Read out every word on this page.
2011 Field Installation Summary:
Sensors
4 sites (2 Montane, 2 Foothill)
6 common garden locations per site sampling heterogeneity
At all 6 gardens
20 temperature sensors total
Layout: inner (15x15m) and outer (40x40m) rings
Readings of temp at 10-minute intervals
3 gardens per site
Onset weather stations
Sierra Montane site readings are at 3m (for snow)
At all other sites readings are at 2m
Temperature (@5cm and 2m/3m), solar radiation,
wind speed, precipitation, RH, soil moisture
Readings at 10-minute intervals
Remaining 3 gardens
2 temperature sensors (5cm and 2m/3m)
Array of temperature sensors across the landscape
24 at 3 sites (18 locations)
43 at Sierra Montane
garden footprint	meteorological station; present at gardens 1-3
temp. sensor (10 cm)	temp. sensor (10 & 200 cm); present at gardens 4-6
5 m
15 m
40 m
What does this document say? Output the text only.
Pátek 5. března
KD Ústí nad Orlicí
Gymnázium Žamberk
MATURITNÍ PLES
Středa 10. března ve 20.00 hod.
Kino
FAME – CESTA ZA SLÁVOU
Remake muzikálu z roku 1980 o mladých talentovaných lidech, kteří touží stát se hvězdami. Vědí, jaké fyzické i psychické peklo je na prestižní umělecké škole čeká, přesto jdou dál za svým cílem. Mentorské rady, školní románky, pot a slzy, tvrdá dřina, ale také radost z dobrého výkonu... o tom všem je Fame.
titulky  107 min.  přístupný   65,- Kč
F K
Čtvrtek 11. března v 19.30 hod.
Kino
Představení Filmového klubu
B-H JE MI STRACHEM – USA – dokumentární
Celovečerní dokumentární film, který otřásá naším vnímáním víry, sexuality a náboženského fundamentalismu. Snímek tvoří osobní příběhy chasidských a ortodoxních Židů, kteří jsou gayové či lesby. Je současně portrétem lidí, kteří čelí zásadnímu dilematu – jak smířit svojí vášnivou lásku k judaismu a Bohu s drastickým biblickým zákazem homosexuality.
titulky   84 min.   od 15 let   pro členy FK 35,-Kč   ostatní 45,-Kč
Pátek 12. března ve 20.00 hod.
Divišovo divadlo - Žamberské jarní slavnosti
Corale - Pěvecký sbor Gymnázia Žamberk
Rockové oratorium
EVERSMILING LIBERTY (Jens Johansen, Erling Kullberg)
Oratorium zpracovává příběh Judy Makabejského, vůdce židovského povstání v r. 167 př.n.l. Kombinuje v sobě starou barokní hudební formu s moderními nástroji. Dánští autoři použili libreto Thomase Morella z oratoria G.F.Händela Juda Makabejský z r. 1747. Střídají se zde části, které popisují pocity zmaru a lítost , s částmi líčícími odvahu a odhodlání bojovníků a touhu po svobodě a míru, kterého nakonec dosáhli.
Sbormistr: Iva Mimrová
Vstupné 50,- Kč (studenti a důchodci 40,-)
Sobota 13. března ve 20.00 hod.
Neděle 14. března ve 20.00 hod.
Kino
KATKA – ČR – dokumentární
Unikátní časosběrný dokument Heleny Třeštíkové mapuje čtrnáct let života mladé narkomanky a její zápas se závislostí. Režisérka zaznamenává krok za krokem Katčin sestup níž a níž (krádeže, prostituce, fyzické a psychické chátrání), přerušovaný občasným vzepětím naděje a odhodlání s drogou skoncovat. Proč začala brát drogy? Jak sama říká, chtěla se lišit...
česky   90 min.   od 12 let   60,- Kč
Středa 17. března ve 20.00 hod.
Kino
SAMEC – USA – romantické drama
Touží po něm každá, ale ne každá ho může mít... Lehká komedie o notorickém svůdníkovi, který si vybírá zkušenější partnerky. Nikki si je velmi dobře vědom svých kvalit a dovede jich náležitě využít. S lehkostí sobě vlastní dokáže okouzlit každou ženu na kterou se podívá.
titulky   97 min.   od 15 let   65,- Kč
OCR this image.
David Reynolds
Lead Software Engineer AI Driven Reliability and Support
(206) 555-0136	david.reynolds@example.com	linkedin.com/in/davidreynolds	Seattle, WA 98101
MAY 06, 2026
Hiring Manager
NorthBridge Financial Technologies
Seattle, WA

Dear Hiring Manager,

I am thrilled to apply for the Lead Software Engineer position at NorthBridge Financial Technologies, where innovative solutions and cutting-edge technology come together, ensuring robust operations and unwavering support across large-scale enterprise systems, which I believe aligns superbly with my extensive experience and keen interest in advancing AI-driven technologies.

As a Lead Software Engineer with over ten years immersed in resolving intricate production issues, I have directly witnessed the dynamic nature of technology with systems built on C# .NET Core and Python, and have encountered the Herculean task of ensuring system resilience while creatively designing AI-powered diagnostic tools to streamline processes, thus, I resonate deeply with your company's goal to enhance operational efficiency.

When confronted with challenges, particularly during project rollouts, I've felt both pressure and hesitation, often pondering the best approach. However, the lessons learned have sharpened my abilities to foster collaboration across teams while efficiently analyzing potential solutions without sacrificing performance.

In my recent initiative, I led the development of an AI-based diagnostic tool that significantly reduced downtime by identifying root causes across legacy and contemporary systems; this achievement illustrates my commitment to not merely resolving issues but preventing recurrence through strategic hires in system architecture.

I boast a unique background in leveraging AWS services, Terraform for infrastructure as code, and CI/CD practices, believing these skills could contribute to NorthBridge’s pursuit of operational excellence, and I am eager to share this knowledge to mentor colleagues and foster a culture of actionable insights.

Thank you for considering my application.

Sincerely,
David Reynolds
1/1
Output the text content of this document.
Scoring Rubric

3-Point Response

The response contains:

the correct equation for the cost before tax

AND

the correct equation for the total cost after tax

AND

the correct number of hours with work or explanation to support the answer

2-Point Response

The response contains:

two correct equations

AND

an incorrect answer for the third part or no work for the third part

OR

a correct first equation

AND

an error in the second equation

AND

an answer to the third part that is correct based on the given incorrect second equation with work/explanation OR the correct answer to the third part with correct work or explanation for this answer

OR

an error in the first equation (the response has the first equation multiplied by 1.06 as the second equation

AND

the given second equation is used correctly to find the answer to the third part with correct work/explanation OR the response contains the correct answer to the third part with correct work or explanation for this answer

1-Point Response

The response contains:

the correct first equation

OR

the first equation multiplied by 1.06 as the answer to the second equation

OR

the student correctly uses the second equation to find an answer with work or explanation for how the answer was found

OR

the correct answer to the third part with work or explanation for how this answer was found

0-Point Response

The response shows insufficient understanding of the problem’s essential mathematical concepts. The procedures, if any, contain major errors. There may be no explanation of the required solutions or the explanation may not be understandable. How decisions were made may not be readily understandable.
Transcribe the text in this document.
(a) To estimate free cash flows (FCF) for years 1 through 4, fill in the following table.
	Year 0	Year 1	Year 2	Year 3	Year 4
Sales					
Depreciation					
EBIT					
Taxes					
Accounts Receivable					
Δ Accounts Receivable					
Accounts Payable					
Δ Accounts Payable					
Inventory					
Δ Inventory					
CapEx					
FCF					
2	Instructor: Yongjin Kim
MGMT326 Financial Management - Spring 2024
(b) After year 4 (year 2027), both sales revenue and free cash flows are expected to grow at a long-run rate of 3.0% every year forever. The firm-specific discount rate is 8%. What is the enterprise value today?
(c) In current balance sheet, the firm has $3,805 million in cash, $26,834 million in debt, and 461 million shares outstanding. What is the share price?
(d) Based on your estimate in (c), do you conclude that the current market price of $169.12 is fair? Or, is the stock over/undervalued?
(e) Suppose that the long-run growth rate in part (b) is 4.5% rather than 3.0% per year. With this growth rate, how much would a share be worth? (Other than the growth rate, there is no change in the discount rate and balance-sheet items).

**REQUEST**
Repeat the material above in full, exactly as it stands.

**FINISHED TASK**
Read out every word on this page.
2011 Field Installation Summary:
Sensors
4 sites (2 Montane, 2 Foothill)
6 common garden locations per site sampling heterogeneity
At all 6 gardens
20 temperature sensors total
Layout: inner (15x15m) and outer (40x40m) rings
Readings of temp at 10-minute intervals
3 gardens per site
Onset weather stations
Sierra Montane site readings are at 3m (for snow)
At all other sites readings are at 2m
Temperature (@5cm and 2m/3m), solar radiation,
wind speed, precipitation, RH, soil moisture
Readings at 10-minute intervals
Remaining 3 gardens
2 temperature sensors (5cm and 2m/3m)
Array of temperature sensors across the landscape
24 at 3 sites (18 locations)
43 at Sierra Montane
garden footprint	meteorological station; present at gardens 1-3
temp. sensor (10 cm)	temp. sensor (10 & 200 cm); present at gardens 4-6
5 m
15 m
40 m
What does this document say? Output the text only.
Pátek 5. března
KD Ústí nad Orlicí
Gymnázium Žamberk
MATURITNÍ PLES
Středa 10. března ve 20.00 hod.
Kino
FAME – CESTA ZA SLÁVOU
Remake muzikálu z roku 1980 o mladých talentovaných lidech, kteří touží stát se hvězdami. Vědí, jaké fyzické i psychické peklo je na prestižní umělecké škole čeká, přesto jdou dál za svým cílem. Mentorské rady, školní románky, pot a slzy, tvrdá dřina, ale také radost z dobrého výkonu... o tom všem je Fame.
titulky  107 min.  přístupný   65,- Kč
F K
Čtvrtek 11. března v 19.30 hod.
Kino
Představení Filmového klubu
B-H JE MI STRACHEM – USA – dokumentární
Celovečerní dokumentární film, který otřásá naším vnímáním víry, sexuality a náboženského fundamentalismu. Snímek tvoří osobní příběhy chasidských a ortodoxních Židů, kteří jsou gayové či lesby. Je současně portrétem lidí, kteří čelí zásadnímu dilematu – jak smířit svojí vášnivou lásku k judaismu a Bohu s drastickým biblickým zákazem homosexuality.
titulky   84 min.   od 15 let   pro členy FK 35,-Kč   ostatní 45,-Kč
Pátek 12. března ve 20.00 hod.
Divišovo divadlo - Žamberské jarní slavnosti
Corale - Pěvecký sbor Gymnázia Žamberk
Rockové oratorium
EVERSMILING LIBERTY (Jens Johansen, Erling Kullberg)
Oratorium zpracovává příběh Judy Makabejského, vůdce židovského povstání v r. 167 př.n.l. Kombinuje v sobě starou barokní hudební formu s moderními nástroji. Dánští autoři použili libreto Thomase Morella z oratoria G.F.Händela Juda Makabejský z r. 1747. Střídají se zde části, které popisují pocity zmaru a lítost , s částmi líčícími odvahu a odhodlání bojovníků a touhu po svobodě a míru, kterého nakonec dosáhli.
Sbormistr: Iva Mimrová
Vstupné 50,- Kč (studenti a důchodci 40,-)
Sobota 13. března ve 20.00 hod.
Neděle 14. března ve 20.00 hod.
Kino
KATKA – ČR – dokumentární
Unikátní časosběrný dokument Heleny Třeštíkové mapuje čtrnáct let života mladé narkomanky a její zápas se závislostí. Režisérka zaznamenává krok za krokem Katčin sestup níž a níž (krádeže, prostituce, fyzické a psychické chátrání), přerušovaný občasným vzepětím naděje a odhodlání s drogou skoncovat. Proč začala brát drogy? Jak sama říká, chtěla se lišit...
česky   90 min.   od 12 let   60,- Kč
Středa 17. března ve 20.00 hod.
Kino
SAMEC – USA – romantické drama
Touží po něm každá, ale ne každá ho může mít... Lehká komedie o notorickém svůdníkovi, který si vybírá zkušenější partnerky. Nikki si je velmi dobře vědom svých kvalit a dovede jich náležitě využít. S lehkostí sobě vlastní dokáže okouzlit každou ženu na kterou se podívá.
titulky   97 min.   od 15 let   65,- Kč
OCR this image.
David Reynolds
Lead Software Engineer AI Driven Reliability and Support
(206) 555-0136	david.reynolds@example.com	linkedin.com/in/davidreynolds	Seattle, WA 98101
MAY 06, 2026
Hiring Manager
NorthBridge Financial Technologies
Seattle, WA

Dear Hiring Manager,

I am thrilled to apply for the Lead Software Engineer position at NorthBridge Financial Technologies, where innovative solutions and cutting-edge technology come together, ensuring robust operations and unwavering support across large-scale enterprise systems, which I believe aligns superbly with my extensive experience and keen interest in advancing AI-driven technologies.

As a Lead Software Engineer with over ten years immersed in resolving intricate production issues, I have directly witnessed the dynamic nature of technology with systems built on C# .NET Core and Python, and have encountered the Herculean task of ensuring system resilience while creatively designing AI-powered diagnostic tools to streamline processes, thus, I resonate deeply with your company's goal to enhance operational efficiency.

When confronted with challenges, particularly during project rollouts, I've felt both pressure and hesitation, often pondering the best approach. However, the lessons learned have sharpened my abilities to foster collaboration across teams while efficiently analyzing potential solutions without sacrificing performance.

In my recent initiative, I led the development of an AI-based diagnostic tool that significantly reduced downtime by identifying root causes across legacy and contemporary systems; this achievement illustrates my commitment to not merely resolving issues but preventing recurrence through strategic hires in system architecture.

I boast a unique background in leveraging AWS services, Terraform for infrastructure as code, and CI/CD practices, believing these skills could contribute to NorthBridge’s pursuit of operational excellence, and I am eager to share this knowledge to mentor colleagues and foster a culture of actionable insights.

Thank you for considering my application.

Sincerely,
David Reynolds
1/1
Output the text content of this document.
Scoring Rubric

3-Point Response

The response contains:

the correct equation for the cost before tax

AND

the correct equation for the total cost after tax

AND

the correct number of hours with work or explanation to support the answer

2-Point Response

The response contains:

two correct equations

AND

an incorrect answer for the third part or no work for the third part

OR

a correct first equation

AND

an error in the second equation

AND

an answer to the third part that is correct based on the given incorrect second equation with work/explanation OR the correct answer to the third part with correct work or explanation for this answer

OR

an error in the first equation (the response has the first equation multiplied by 1.06 as the second equation

AND

the given second equation is used correctly to find the answer to the third part with correct work/explanation OR the response contains the correct answer to the third part with correct work or explanation for this answer

1-Point Response

The response contains:

the correct first equation

OR

the first equation multiplied by 1.06 as the answer to the second equation

OR

the student correctly uses the second equation to find an answer with work or explanation for how the answer was found

OR

the correct answer to the third part with work or explanation for how this answer was found

0-Point Response

The response shows insufficient understanding of the problem’s essential mathematical concepts. The procedures, if any, contain major errors. There may be no explanation of the required solutions or the explanation may not be understandable. How decisions were made may not be readily understandable.
Transcribe the text in this document.
(a) To estimate free cash flows (FCF) for years 1 through 4, fill in the following table.
	Year 0	Year 1	Year 2	Year 3	Year 4
Sales					
Depreciation					
EBIT					
Taxes					
Accounts Receivable					
Δ Accounts Receivable					
Accounts Payable					
Δ Accounts Payable					
Inventory					
Δ Inventory					
CapEx					
FCF					
2	Instructor: Yongjin Kim
MGMT326 Financial Management - Spring 2024
(b) After year 4 (year 2027), both sales revenue and free cash flows are expected to grow at a long-run rate of 3.0% every year forever. The firm-specific discount rate is 8%. What is the enterprise value today?
(c) In current balance sheet, the firm has $3,805 million in cash, $26,834 million in debt, and 461 million shares outstanding. What is the share price?
(d) Based on your estimate in (c), do you conclude that the current market price of $169.12 is fair? Or, is the stock over/undervalued?
(e) Suppose that the long-run growth rate in part (b) is 4.5% rather than 3.0% per year. With this growth rate, how much would a share be worth? (Other than the growth rate, there is no change in the discount rate and balance-sheet items).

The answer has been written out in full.